Exercise objective:
Pull out every line from the listing that has the word "Library".

Listed records:
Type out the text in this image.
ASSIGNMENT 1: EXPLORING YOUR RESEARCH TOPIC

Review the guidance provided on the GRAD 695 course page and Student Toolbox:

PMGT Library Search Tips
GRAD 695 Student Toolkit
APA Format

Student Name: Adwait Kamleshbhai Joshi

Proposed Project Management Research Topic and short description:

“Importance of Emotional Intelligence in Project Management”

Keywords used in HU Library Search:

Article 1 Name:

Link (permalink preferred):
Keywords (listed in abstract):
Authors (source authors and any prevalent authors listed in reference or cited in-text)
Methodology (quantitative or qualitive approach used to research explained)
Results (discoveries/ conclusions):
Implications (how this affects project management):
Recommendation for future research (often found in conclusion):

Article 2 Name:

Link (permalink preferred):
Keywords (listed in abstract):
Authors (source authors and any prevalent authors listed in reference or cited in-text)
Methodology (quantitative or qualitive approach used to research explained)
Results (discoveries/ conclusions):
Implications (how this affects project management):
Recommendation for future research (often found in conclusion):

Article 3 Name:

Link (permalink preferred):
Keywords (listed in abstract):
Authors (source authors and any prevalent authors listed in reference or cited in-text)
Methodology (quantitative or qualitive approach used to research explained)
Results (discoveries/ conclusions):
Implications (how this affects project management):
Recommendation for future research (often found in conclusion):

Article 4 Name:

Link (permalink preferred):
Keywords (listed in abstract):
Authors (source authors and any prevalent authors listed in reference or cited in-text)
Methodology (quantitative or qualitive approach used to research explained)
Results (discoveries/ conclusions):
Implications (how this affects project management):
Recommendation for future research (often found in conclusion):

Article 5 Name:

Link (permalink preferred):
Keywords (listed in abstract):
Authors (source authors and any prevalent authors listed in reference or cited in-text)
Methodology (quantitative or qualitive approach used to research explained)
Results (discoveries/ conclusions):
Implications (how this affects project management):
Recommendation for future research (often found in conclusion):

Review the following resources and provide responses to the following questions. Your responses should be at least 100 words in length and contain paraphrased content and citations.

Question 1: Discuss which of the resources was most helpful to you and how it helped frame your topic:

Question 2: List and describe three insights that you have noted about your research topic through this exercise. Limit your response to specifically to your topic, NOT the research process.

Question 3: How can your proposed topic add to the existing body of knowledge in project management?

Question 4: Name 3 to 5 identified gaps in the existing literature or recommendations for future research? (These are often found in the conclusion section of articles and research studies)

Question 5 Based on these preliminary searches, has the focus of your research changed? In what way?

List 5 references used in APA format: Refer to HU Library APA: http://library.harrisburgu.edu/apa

Right answer:
PMGT Library Search Tips
Keywords used in HU Library Search:
List 5 references used in APA format: Refer to HU Library APA: http://library.harrisburgu.edu/apa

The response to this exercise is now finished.